== OBJECTIVE ==
Read the lines below. Copy out any that hold the string "text".

== GIVEN RECORDS ==
* start *

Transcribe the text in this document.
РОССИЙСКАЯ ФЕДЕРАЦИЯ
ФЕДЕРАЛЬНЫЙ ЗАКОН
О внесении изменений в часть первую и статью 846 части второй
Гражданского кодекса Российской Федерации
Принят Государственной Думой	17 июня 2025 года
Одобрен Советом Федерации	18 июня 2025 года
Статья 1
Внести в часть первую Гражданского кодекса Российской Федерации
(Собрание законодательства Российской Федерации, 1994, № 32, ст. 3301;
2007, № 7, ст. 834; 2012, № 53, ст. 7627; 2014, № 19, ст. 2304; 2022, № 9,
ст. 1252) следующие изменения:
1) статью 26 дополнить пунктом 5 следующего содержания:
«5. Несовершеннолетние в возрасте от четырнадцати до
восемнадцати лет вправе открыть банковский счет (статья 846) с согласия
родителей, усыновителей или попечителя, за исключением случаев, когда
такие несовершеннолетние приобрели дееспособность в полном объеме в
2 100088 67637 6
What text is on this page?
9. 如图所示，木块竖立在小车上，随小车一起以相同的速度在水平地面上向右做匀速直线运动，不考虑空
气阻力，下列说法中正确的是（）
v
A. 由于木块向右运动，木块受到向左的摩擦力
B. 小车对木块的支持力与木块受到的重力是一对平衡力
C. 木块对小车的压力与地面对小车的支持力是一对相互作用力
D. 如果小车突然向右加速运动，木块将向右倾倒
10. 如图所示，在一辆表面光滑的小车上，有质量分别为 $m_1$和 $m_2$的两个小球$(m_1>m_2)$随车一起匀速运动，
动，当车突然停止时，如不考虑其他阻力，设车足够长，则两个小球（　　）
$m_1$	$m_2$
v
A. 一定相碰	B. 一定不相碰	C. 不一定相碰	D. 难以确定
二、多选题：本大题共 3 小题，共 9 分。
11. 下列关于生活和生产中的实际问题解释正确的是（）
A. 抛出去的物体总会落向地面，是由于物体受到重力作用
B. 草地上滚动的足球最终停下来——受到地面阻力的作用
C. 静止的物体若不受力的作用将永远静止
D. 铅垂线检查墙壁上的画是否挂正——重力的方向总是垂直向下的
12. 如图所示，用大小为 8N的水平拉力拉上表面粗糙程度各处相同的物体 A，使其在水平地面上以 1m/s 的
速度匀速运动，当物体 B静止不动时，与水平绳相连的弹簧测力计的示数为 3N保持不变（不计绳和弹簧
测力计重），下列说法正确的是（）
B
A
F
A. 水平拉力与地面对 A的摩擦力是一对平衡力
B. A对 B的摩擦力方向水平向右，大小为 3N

* end *

== THE ANSWER ==
Transcribe the text in this document.
What text is on this page?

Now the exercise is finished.